**The request**.
Transcribe the data in full and exactly, omitting any pictures.

**Stored data**.
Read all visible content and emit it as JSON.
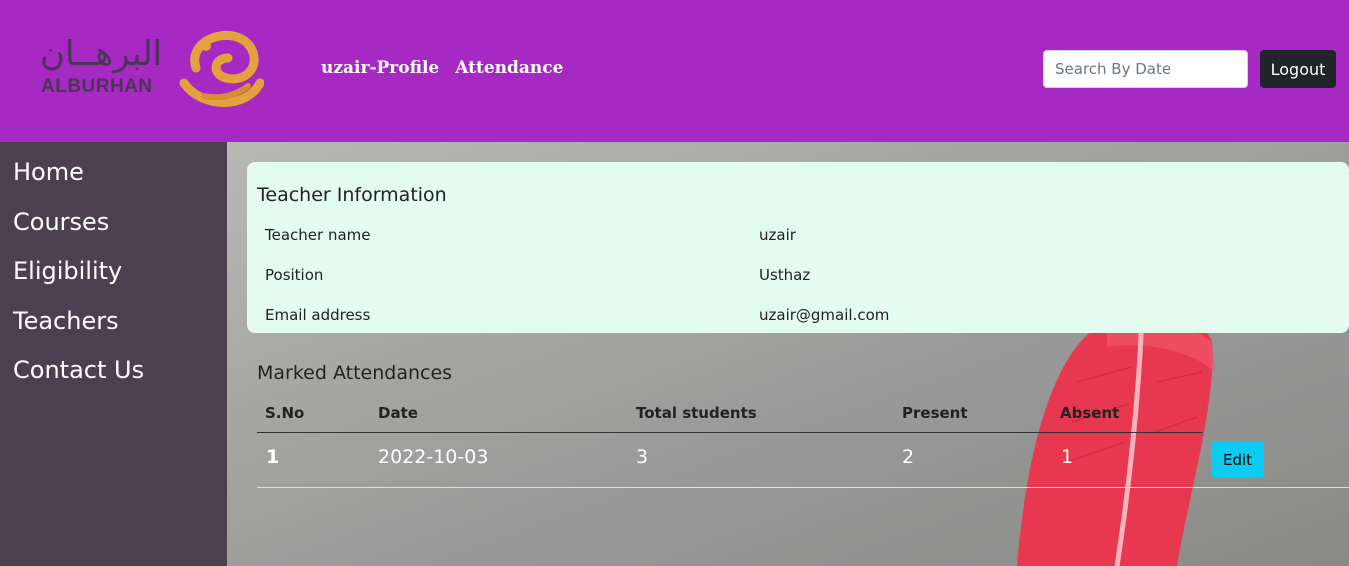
{
  "header": {
    "logo_arabic": "البرهــان",
    "logo_english": "ALBURHAN",
    "nav": [
      "uzair-Profile",
      "Attendance"
    ],
    "search_placeholder": "Search By Date",
    "logout_label": "Logout"
  },
  "sidebar": {
    "items": [
      "Home",
      "Courses",
      "Eligibility",
      "Teachers",
      "Contact Us"
    ]
  },
  "teacher_info": {
    "title": "Teacher Information",
    "rows": [
      {
        "label": "Teacher name",
        "value": "uzair"
      },
      {
        "label": "Position",
        "value": "Usthaz"
      },
      {
        "label": "Email address",
        "value": "uzair@gmail.com"
      }
    ]
  },
  "attendance": {
    "title": "Marked Attendances",
    "columns": [
      "S.No",
      "Date",
      "Total students",
      "Present",
      "Absent"
    ],
    "rows": [
      {
        "sno": "1",
        "date": "2022-10-03",
        "total": "3",
        "present": "2",
        "absent": "1",
        "action": "Edit"
      }
    ]
  },
  "colors": {
    "header": "#a729c4",
    "sidebar": "#4b3f50",
    "card": "#e4fbf2",
    "edit_button": "#0dcaf0",
    "logout_button": "#212529"
  }
}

**Expected answer**.
Read all visible content and emit it as JSON.
{
  "header": {
    "logo_arabic": "البرهــان",
    "logo_english": "ALBURHAN",
    "nav": [
      "uzair-Profile",
      "Attendance"
    ],
    "search_placeholder": "Search By Date",
    "logout_label": "Logout"
  },
  "sidebar": {
    "items": [
      "Home",
      "Courses",
      "Eligibility",
      "Teachers",
      "Contact Us"
    ]
  },
  "teacher_info": {
    "title": "Teacher Information",
    "rows": [
      {
        "label": "Teacher name",
        "value": "uzair"
      },
      {
        "label": "Position",
        "value": "Usthaz"
      },
      {
        "label": "Email address",
        "value": "uzair@gmail.com"
      }
    ]
  },
  "attendance": {
    "title": "Marked Attendances",
    "columns": [
      "S.No",
      "Date",
      "Total students",
      "Present",
      "Absent"
    ],
    "rows": [
      {
        "sno": "1",
        "date": "2022-10-03",
        "total": "3",
        "present": "2",
        "absent": "1",
        "action": "Edit"
      }
    ]
  },
  "colors": {
    "header": "#a729c4",
    "sidebar": "#4b3f50",
    "card": "#e4fbf2",
    "edit_button": "#0dcaf0",
    "logout_button": "#212529"
  }
}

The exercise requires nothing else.